* [Given instruction]: Bring together all lines of the material below that contain the string "this".

* [Data section]:
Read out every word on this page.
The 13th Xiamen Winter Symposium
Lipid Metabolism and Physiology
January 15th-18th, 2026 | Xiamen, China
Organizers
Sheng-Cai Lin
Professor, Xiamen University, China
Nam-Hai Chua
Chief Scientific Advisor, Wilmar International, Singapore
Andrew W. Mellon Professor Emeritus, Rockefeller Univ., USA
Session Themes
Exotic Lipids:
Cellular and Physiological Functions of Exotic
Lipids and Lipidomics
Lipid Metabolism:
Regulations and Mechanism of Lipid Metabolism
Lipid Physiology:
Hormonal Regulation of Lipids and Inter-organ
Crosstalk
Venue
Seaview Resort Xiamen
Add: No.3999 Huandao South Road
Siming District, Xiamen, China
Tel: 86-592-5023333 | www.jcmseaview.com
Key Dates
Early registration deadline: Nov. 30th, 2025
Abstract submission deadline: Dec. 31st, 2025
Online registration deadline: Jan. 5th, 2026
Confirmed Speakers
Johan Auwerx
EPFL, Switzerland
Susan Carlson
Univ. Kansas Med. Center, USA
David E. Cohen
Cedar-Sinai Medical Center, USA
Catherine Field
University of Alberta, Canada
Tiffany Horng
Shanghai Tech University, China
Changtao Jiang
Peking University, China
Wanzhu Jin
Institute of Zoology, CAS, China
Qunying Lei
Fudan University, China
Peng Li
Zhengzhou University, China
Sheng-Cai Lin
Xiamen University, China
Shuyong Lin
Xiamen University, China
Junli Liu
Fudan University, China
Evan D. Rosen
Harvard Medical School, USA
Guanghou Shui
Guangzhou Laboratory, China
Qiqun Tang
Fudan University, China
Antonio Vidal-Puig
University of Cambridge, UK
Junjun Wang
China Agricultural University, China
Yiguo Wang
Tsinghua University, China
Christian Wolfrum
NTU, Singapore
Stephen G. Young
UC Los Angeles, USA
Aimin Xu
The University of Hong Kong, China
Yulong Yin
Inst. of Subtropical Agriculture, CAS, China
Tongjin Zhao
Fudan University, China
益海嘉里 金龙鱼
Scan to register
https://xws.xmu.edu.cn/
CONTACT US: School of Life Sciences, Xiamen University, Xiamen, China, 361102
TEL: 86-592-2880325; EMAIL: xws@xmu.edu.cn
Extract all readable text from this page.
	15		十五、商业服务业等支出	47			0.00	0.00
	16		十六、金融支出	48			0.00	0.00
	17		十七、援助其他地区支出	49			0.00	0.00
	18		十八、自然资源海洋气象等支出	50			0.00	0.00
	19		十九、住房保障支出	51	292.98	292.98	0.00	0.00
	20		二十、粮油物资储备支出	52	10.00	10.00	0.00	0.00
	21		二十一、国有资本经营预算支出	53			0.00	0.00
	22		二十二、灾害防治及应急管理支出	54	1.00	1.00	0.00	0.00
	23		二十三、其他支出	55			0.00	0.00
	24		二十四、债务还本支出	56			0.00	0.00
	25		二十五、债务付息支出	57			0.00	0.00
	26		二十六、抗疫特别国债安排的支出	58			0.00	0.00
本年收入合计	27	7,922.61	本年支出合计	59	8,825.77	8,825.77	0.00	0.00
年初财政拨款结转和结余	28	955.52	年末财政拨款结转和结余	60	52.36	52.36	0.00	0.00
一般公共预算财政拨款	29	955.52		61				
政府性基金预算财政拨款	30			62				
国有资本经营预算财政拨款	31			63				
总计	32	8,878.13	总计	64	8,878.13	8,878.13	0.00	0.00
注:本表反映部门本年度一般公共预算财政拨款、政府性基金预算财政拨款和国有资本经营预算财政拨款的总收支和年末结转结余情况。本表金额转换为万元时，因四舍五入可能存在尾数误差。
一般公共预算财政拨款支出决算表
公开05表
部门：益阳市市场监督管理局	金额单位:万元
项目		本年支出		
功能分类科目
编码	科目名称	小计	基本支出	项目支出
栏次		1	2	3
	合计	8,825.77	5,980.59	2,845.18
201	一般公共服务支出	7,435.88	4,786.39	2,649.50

* [Answer in full]:
Read out every word on this page.
Extract all readable text from this page.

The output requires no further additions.